Dataset extract:
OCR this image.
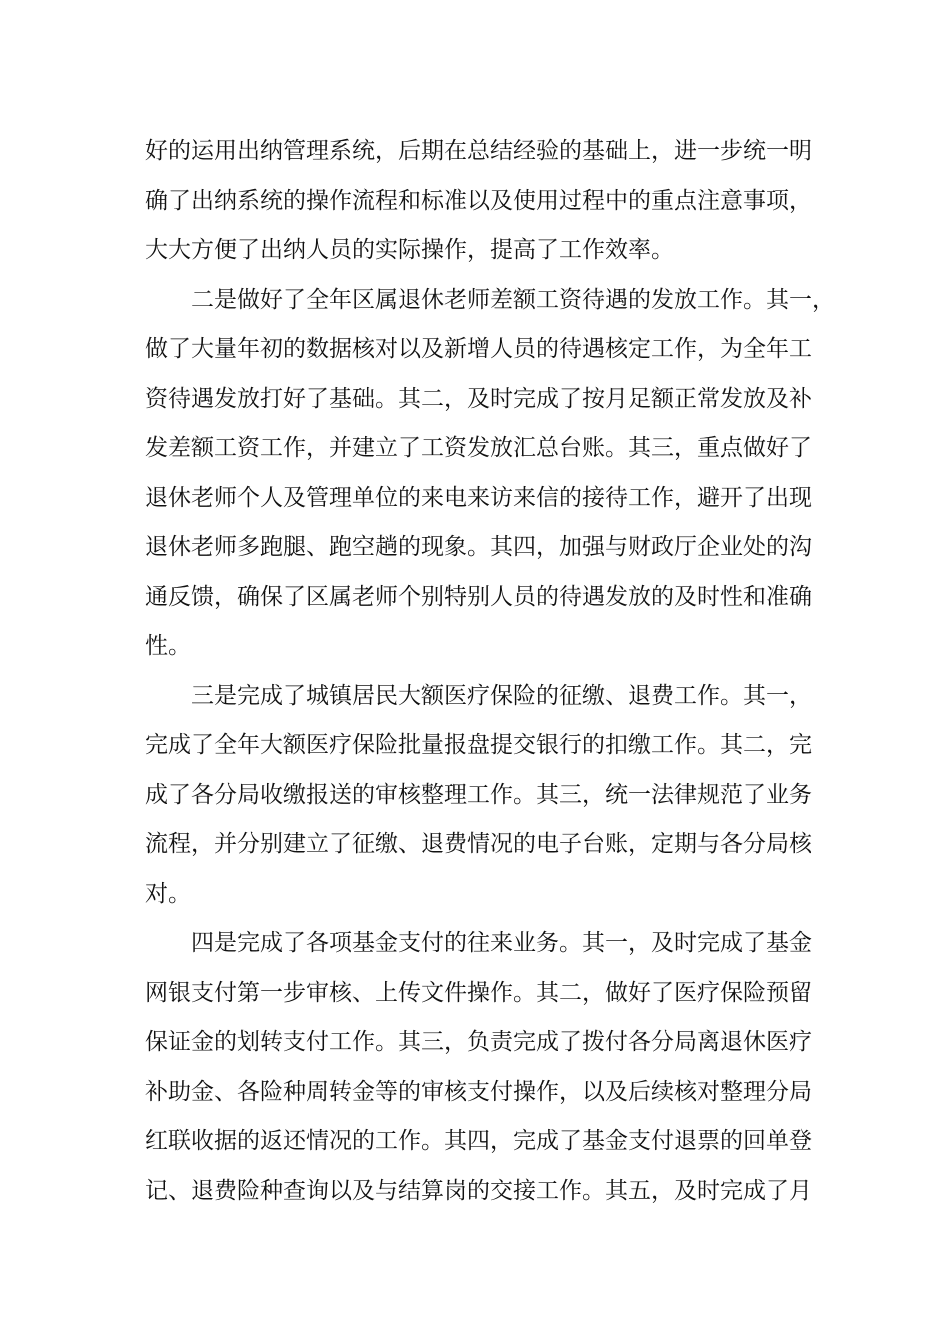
好的运用出纳管理系统，后期在总结经验的基础上，进一步统一明
确了出纳系统的操作流程和标准以及使用过程中的重点注意事项，
大大方便了出纳人员的实际操作，提高了工作效率。
二是做好了全年区属退休老师差额工资待遇的发放工作。其一，
做了大量年初的数据核对以及新增人员的待遇核定工作，为全年工
资待遇发放打好了基础。其二，及时完成了按月足额正常发放及补
发差额工资工作，并建立了工资发放汇总台账。其三，重点做好了
退休老师个人及管理单位的来电来访来信的接待工作，避开了出现
退休老师多跑腿、跑空趟的现象。其四，加强与财政厅企业处的沟
通反馈，确保了区属老师个别特别人员的待遇发放的及时性和准确
性。
三是完成了城镇居民大额医疗保险的征缴、退费工作。其一，
完成了全年大额医疗保险批量报盘提交银行的扣缴工作。其二，完
成了各分局收缴报送的审核整理工作。其三，统一法律规范了业务
流程，并分别建立了征缴、退费情况的电子台账，定期与各分局核
对。
四是完成了各项基金支付的往来业务。其一，及时完成了基金
网银支付第一步审核、上传文件操作。其二，做好了医疗保险预留
保证金的划转支付工作。其三，负责完成了拨付各分局离退休医疗
补助金、各险种周转金等的审核支付操作，以及后续核对整理分局
红联收据的返还情况的工作。其四，完成了基金支付退票的回单登
记、退费险种查询以及与结算岗的交接工作。其五，及时完成了月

Short task:
Exclude the pictures. Write out the remaining data exactly.

Solution to this task:
OCR this image.
好的运用出纳管理系统，后期在总结经验的基础上，进一步统一明
确了出纳系统的操作流程和标准以及使用过程中的重点注意事项，
大大方便了出纳人员的实际操作，提高了工作效率。
二是做好了全年区属退休老师差额工资待遇的发放工作。其一，
做了大量年初的数据核对以及新增人员的待遇核定工作，为全年工
资待遇发放打好了基础。其二，及时完成了按月足额正常发放及补
发差额工资工作，并建立了工资发放汇总台账。其三，重点做好了
退休老师个人及管理单位的来电来访来信的接待工作，避开了出现
退休老师多跑腿、跑空趟的现象。其四，加强与财政厅企业处的沟
通反馈，确保了区属老师个别特别人员的待遇发放的及时性和准确
性。
三是完成了城镇居民大额医疗保险的征缴、退费工作。其一，
完成了全年大额医疗保险批量报盘提交银行的扣缴工作。其二，完
成了各分局收缴报送的审核整理工作。其三，统一法律规范了业务
流程，并分别建立了征缴、退费情况的电子台账，定期与各分局核
对。
四是完成了各项基金支付的往来业务。其一，及时完成了基金
网银支付第一步审核、上传文件操作。其二，做好了医疗保险预留
保证金的划转支付工作。其三，负责完成了拨付各分局离退休医疗
补助金、各险种周转金等的审核支付操作，以及后续核对整理分局
红联收据的返还情况的工作。其四，完成了基金支付退票的回单登
记、退费险种查询以及与结算岗的交接工作。其五，及时完成了月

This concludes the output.